WORK REQUIRED →
Read the lines below and count those that have the word "frac". Respond with the number only.

PROVIDED DATA →
○ ○ ○

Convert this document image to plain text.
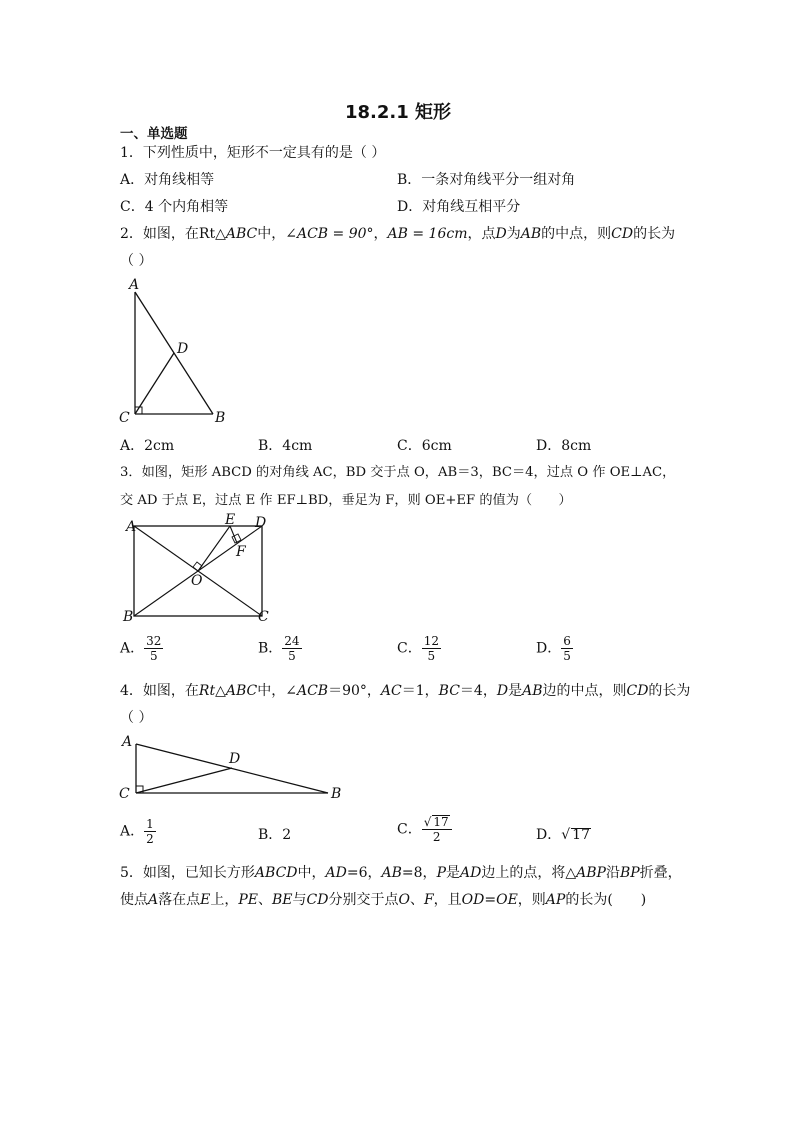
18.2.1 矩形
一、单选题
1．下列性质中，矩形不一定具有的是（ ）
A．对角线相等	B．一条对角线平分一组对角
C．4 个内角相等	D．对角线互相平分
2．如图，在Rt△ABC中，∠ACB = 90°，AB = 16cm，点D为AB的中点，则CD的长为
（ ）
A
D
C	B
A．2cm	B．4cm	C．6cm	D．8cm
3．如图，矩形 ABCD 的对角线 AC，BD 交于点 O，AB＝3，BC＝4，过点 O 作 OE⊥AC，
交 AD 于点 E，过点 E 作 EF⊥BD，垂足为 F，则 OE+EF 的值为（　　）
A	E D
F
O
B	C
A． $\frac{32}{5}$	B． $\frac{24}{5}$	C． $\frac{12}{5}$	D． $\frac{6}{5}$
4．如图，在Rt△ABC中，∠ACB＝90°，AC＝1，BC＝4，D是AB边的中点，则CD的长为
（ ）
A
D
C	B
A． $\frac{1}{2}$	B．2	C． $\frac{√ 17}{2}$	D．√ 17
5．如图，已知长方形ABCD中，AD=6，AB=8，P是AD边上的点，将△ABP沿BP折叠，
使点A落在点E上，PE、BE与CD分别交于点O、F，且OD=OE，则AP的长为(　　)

○ ○ ○

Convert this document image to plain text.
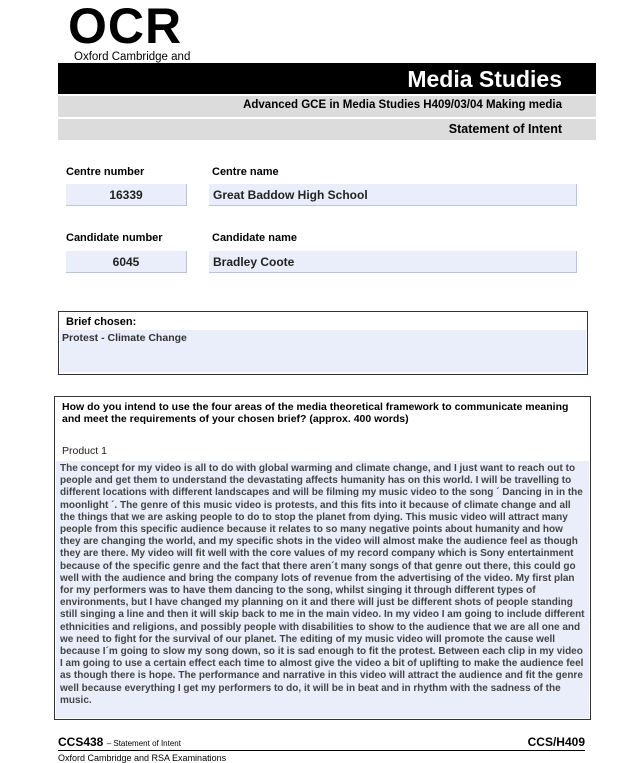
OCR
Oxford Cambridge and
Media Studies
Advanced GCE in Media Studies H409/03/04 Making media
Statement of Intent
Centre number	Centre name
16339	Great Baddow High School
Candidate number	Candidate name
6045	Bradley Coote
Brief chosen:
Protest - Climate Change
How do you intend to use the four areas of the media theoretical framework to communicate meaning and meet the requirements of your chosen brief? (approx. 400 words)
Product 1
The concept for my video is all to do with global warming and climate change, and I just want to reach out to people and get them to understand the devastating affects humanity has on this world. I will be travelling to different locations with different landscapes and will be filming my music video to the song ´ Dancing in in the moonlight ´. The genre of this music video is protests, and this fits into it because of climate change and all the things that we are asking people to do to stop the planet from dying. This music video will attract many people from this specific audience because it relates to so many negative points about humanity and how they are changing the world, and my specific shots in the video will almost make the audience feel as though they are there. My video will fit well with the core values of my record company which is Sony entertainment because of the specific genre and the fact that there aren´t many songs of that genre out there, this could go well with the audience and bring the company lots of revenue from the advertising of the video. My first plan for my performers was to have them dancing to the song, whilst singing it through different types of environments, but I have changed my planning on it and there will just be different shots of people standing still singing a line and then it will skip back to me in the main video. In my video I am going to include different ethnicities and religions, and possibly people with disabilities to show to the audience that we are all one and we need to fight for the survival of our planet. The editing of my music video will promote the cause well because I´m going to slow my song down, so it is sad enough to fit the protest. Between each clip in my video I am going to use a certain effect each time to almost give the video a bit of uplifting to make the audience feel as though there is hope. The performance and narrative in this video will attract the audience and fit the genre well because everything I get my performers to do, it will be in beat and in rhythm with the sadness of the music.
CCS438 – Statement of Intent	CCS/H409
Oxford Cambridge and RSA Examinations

○ ○ ○

TASK OUTPUT →
2